• _THE EXERCISE_:
Write the entries out again word for word, from the very first line through the line containing "- chart-title: 市盈率历史分位（%）: [467, 5, 667, 29]", and include that line.

--- MATERIAL FOR THIS EXERCISE ---

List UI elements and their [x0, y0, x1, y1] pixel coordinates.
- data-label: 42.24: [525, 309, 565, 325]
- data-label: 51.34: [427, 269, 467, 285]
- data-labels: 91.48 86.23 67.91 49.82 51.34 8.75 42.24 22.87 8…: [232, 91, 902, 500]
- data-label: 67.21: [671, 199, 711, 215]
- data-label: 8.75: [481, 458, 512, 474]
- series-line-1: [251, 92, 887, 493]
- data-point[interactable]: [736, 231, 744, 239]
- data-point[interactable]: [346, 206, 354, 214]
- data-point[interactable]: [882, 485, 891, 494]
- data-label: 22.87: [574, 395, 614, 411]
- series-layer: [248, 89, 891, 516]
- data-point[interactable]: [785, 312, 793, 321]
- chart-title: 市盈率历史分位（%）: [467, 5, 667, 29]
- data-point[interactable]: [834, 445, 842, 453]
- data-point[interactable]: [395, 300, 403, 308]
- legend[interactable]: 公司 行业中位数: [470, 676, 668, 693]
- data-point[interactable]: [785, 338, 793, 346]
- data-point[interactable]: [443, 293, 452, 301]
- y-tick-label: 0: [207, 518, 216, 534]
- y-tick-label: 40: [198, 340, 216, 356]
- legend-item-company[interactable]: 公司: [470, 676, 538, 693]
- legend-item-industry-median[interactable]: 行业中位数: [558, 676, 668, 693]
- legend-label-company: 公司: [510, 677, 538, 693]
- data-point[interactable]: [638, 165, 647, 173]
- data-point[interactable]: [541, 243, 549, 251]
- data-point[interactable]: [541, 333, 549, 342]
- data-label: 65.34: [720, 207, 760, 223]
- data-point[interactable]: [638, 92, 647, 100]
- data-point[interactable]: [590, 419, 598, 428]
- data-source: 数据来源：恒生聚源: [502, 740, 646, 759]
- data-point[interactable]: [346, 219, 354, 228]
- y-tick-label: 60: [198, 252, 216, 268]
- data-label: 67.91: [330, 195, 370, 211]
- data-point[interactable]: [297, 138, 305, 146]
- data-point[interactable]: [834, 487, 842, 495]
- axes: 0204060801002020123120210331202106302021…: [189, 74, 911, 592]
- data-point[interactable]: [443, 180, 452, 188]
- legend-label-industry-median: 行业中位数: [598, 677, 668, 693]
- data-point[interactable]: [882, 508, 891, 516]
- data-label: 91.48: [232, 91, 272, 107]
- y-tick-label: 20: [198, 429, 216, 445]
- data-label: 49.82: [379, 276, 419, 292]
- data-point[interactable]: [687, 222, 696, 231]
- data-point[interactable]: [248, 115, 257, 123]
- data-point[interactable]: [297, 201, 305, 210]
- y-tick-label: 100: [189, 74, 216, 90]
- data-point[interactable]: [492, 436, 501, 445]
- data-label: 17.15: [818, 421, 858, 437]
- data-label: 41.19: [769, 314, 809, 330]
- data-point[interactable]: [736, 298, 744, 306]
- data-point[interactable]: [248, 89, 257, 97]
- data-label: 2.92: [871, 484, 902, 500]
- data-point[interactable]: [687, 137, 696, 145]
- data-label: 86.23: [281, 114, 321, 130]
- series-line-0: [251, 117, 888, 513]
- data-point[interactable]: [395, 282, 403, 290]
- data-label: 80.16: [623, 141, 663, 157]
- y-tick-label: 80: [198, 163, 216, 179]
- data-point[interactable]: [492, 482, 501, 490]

---

• _IN RESPONSE_:
List UI elements and their [x0, y0, x1, y1] pixel coordinates.
- data-label: 42.24: [525, 309, 565, 325]
- data-label: 51.34: [427, 269, 467, 285]
- data-labels: 91.48 86.23 67.91 49.82 51.34 8.75 42.24 22.87 8…: [232, 91, 902, 500]
- data-label: 67.21: [671, 199, 711, 215]
- data-label: 8.75: [481, 458, 512, 474]
- series-line-1: [251, 92, 887, 493]
- data-point[interactable]: [736, 231, 744, 239]
- data-point[interactable]: [346, 206, 354, 214]
- data-point[interactable]: [882, 485, 891, 494]
- data-label: 22.87: [574, 395, 614, 411]
- series-layer: [248, 89, 891, 516]
- data-point[interactable]: [785, 312, 793, 321]
- chart-title: 市盈率历史分位（%）: [467, 5, 667, 29]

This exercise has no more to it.